>> START

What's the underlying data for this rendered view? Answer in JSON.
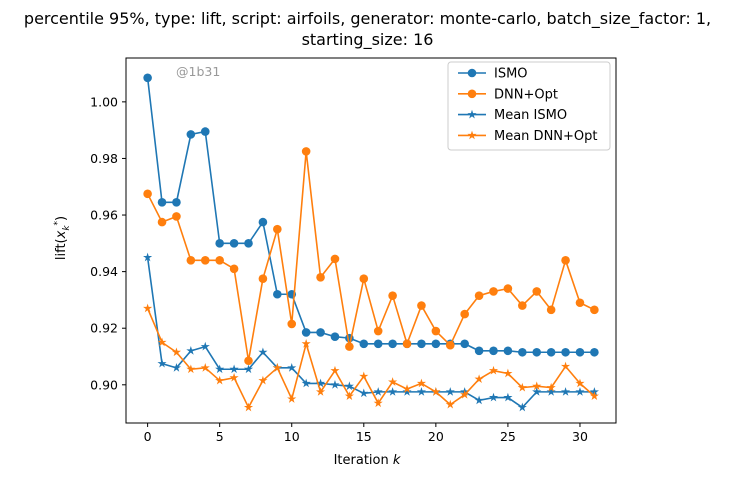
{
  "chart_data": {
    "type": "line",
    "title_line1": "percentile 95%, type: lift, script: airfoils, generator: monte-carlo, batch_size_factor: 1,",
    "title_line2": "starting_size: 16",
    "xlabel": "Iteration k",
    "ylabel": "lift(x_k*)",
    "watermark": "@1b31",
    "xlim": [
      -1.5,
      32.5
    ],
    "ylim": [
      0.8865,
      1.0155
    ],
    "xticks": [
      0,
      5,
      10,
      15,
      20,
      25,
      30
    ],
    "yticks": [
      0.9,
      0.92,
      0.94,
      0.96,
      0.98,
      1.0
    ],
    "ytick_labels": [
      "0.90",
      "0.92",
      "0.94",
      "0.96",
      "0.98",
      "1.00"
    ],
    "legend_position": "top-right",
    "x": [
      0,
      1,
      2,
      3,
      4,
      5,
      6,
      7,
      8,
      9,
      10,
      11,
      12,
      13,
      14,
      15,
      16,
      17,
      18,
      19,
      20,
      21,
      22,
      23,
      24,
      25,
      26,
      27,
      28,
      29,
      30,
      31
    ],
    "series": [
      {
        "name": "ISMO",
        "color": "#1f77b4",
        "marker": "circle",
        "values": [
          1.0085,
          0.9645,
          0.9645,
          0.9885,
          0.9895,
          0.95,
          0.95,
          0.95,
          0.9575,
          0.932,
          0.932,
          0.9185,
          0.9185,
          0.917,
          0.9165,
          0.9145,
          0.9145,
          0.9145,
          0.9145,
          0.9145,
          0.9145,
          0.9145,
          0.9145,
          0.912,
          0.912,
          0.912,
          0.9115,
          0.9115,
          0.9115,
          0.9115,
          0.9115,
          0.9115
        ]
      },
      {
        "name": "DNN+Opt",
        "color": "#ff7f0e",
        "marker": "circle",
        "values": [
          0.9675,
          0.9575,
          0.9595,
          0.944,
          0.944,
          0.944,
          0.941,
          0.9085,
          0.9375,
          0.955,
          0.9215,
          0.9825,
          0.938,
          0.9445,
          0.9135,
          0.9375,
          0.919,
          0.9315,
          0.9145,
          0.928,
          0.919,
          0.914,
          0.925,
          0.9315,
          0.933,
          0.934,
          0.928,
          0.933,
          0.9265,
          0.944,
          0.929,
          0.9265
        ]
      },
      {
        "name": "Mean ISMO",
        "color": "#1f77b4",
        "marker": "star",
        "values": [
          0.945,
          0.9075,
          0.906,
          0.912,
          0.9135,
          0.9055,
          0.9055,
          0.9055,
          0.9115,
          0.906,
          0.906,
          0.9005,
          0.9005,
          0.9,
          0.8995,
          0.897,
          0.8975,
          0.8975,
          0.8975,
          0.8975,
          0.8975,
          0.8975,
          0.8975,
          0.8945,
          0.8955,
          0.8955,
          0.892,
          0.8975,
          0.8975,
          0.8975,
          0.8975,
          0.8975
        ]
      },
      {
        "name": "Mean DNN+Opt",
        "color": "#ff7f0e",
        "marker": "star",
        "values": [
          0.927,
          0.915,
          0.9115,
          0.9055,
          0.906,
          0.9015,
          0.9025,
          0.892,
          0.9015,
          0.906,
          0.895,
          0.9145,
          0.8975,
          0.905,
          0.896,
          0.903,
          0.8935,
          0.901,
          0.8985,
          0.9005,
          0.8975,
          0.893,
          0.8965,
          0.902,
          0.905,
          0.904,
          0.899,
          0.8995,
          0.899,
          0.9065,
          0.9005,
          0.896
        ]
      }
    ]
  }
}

>> END
>> START

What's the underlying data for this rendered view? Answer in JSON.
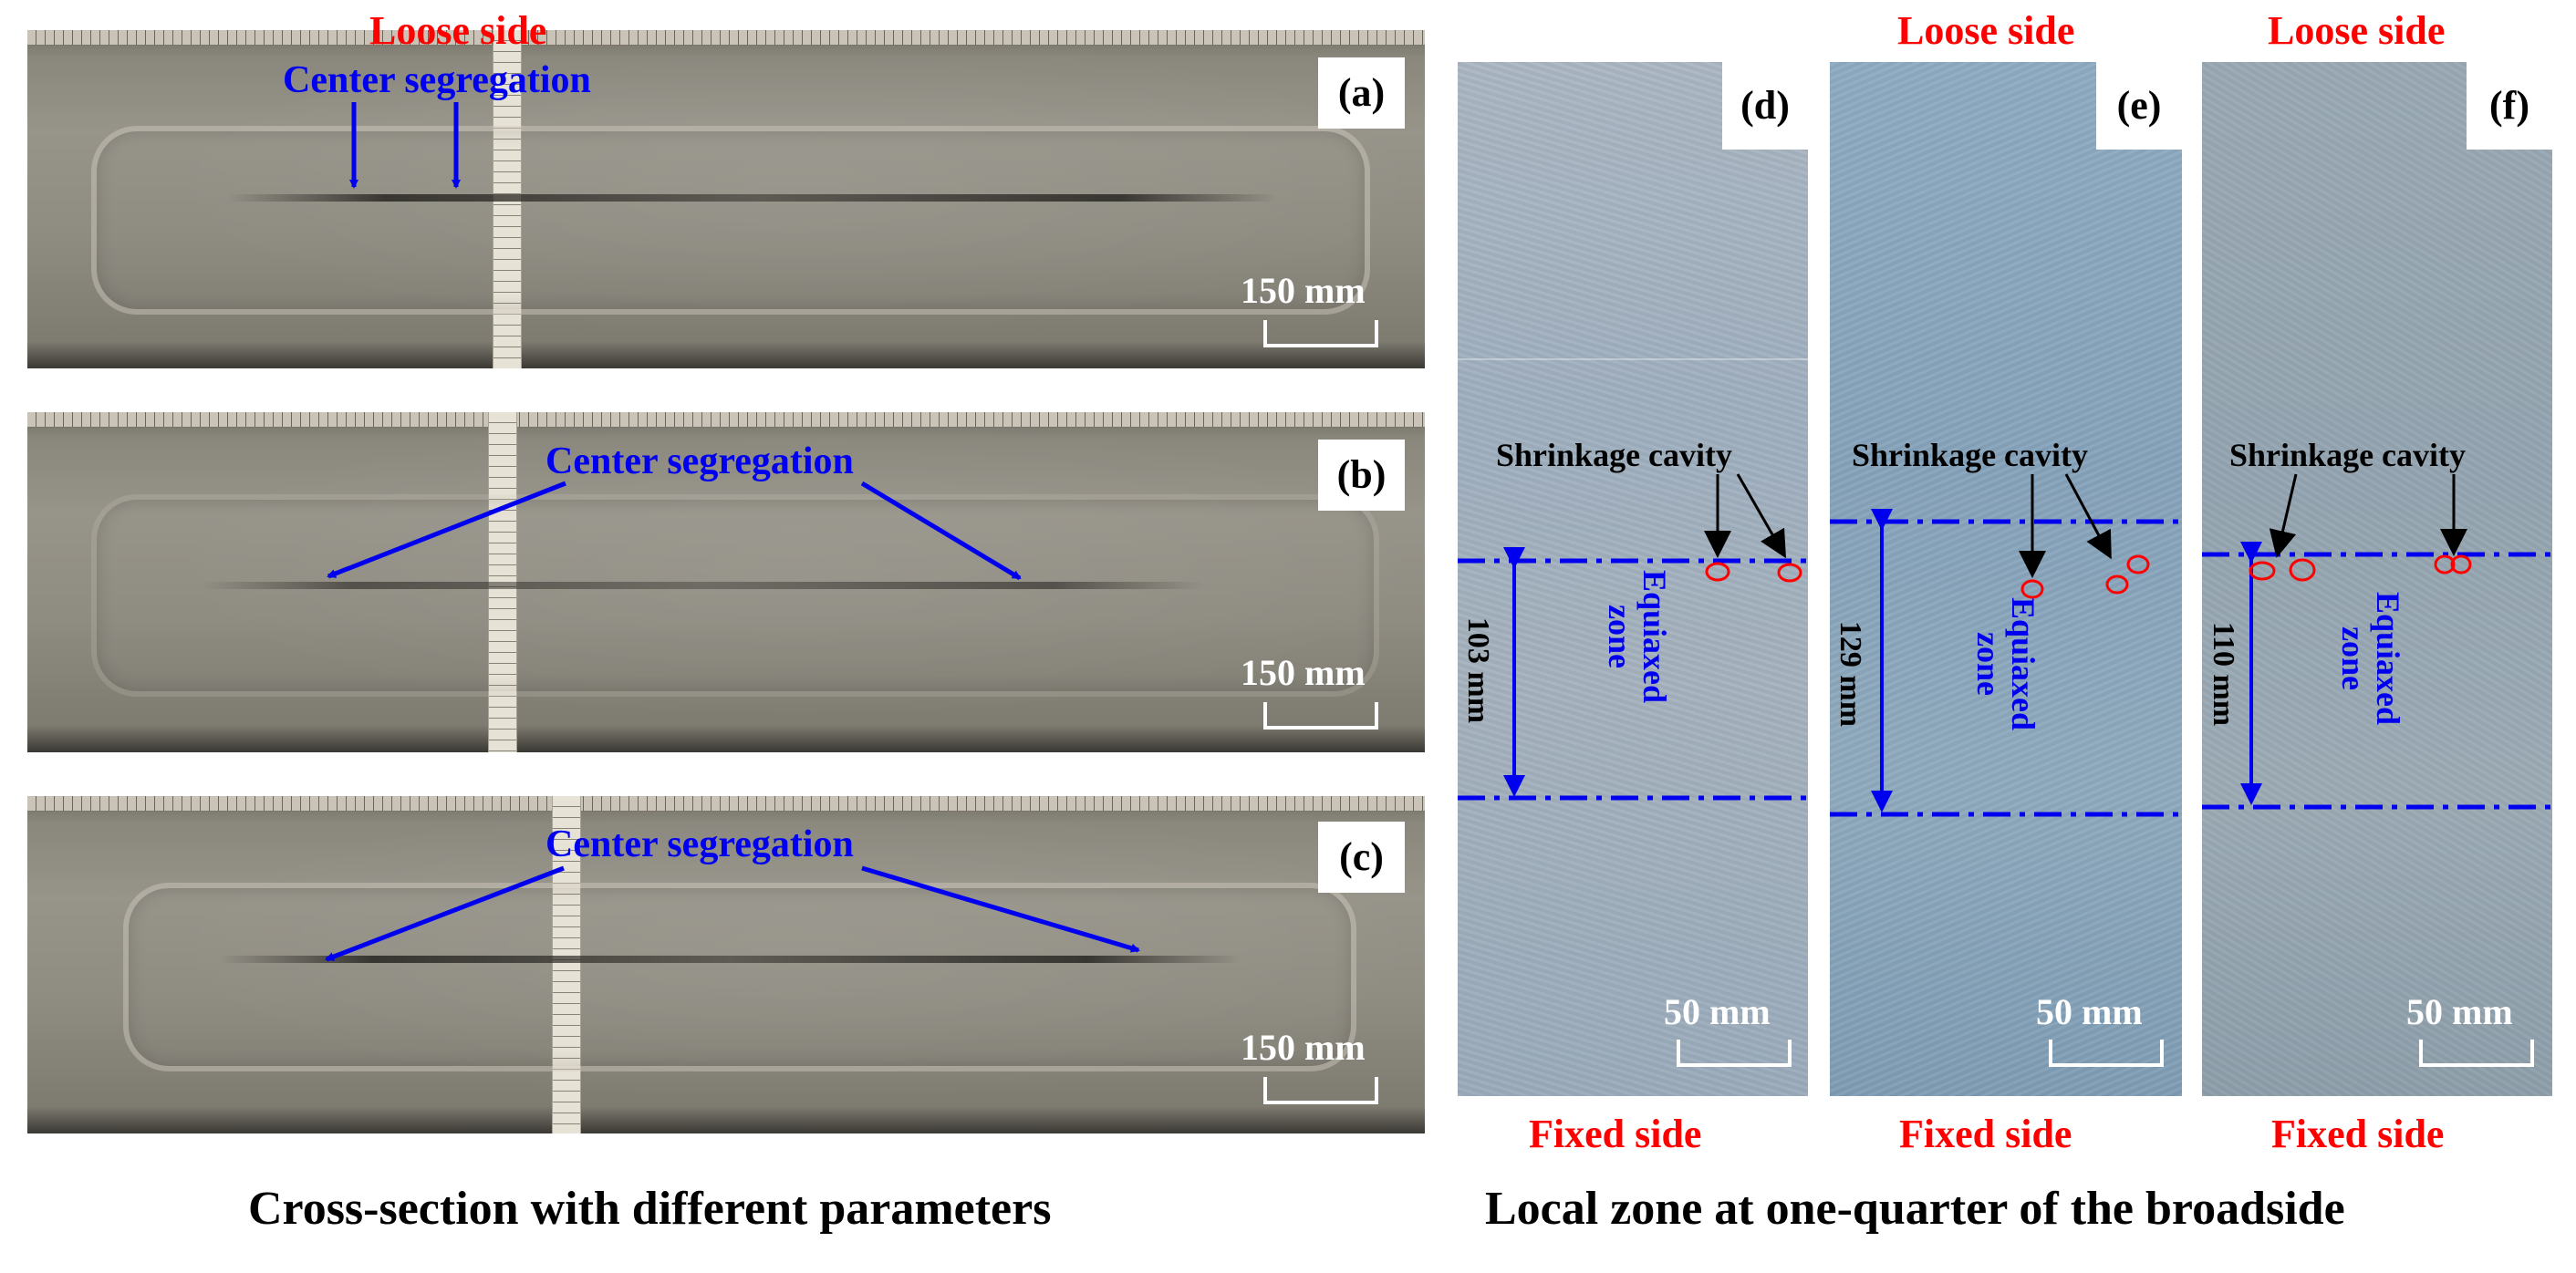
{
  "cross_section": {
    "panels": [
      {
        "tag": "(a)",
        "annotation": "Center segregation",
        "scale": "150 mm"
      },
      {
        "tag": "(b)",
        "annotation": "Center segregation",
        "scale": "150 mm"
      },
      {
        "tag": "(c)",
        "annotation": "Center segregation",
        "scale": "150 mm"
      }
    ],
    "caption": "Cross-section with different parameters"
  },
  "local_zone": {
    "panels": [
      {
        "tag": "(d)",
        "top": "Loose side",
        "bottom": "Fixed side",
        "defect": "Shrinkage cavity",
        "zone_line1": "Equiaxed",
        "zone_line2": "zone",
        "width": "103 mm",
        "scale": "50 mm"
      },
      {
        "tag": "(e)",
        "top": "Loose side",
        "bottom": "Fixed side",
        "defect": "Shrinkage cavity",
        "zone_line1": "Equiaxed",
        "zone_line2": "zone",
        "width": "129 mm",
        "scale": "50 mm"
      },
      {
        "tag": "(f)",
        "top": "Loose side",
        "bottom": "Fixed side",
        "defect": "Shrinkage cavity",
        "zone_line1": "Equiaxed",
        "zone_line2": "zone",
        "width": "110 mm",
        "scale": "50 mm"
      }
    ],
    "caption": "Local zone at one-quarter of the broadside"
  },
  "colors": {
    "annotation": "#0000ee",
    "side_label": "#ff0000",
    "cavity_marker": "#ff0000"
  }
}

>> END
>> START

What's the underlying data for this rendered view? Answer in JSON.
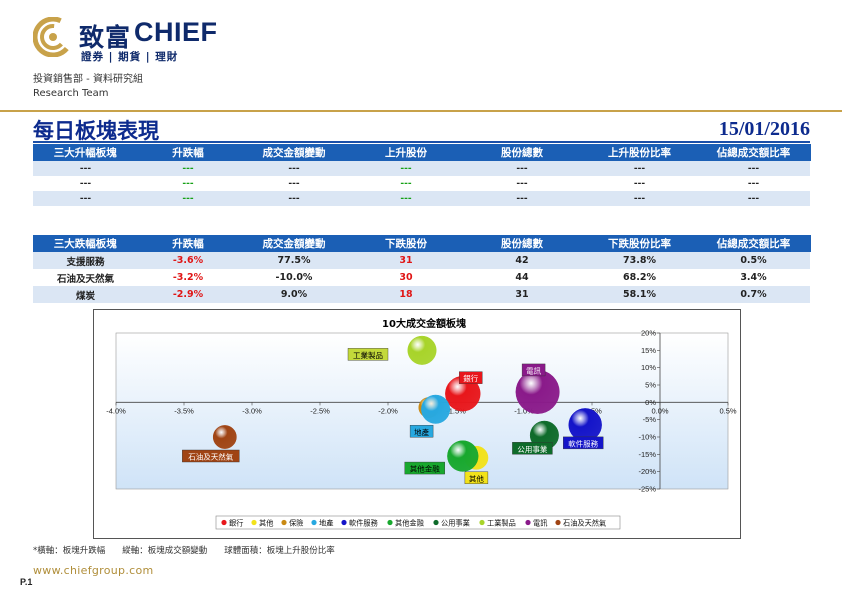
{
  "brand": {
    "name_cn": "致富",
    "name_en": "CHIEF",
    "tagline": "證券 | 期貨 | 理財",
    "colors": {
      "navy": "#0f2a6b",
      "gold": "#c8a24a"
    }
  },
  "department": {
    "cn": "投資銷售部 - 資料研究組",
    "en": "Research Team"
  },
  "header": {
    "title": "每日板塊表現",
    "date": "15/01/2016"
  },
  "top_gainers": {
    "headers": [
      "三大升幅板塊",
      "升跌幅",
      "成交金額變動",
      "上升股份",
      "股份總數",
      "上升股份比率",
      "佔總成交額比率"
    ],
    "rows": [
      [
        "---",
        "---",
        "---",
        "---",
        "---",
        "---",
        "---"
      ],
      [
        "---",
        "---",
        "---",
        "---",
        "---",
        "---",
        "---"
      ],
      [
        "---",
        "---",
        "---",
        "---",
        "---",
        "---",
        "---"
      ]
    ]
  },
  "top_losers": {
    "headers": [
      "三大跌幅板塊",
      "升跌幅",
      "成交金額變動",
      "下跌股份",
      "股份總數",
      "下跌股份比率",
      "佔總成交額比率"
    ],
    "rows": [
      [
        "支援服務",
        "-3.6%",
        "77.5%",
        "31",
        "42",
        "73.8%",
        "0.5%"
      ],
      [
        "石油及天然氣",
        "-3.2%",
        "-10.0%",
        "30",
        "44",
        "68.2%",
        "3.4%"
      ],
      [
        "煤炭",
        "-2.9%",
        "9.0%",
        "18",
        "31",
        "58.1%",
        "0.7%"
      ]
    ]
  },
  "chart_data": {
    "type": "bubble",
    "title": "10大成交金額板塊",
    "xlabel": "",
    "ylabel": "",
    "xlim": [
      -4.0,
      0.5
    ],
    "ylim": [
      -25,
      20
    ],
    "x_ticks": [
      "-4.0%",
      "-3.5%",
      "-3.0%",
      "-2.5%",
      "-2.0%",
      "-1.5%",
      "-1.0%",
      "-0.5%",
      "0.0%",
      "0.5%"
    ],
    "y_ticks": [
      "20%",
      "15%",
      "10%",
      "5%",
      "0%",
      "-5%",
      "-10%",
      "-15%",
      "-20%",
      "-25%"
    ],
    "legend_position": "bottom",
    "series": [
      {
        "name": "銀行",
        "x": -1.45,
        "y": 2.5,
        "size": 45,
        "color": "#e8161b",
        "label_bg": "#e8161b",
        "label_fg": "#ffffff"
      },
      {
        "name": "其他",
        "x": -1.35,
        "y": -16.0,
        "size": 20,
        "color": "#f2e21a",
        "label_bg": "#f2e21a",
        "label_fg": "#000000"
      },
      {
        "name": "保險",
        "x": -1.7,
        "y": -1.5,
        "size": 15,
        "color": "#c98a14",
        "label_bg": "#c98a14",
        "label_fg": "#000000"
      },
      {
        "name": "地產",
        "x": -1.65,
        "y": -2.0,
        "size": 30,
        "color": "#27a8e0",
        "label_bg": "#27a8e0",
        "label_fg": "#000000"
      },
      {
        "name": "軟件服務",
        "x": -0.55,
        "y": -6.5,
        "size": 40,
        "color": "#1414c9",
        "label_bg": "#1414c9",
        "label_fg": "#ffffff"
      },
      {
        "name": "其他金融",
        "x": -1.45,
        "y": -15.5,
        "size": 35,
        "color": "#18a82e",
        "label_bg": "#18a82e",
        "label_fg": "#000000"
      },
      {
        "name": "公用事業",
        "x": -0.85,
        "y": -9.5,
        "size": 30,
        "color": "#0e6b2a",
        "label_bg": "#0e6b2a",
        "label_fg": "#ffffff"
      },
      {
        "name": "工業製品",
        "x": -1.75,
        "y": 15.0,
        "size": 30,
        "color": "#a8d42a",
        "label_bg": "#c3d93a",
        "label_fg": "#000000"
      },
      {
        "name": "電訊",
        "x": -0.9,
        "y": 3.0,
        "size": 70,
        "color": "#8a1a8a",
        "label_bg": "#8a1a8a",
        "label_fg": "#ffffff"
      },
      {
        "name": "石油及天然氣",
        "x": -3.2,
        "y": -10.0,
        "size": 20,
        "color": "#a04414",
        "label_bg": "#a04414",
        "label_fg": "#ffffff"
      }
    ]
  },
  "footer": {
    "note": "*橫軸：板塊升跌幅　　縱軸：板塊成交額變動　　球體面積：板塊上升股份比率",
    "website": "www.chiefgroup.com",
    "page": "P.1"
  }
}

>> END

#### [What is required]
Extract all lines from the material above that include the word "type".

#### [Answer to this problem]
    "type": "line",
    "title_line1": "percentile 95%, type: lift, script: airfoils, generator: monte-carlo, batch_size_factor: 1,",
    "type": "bubble",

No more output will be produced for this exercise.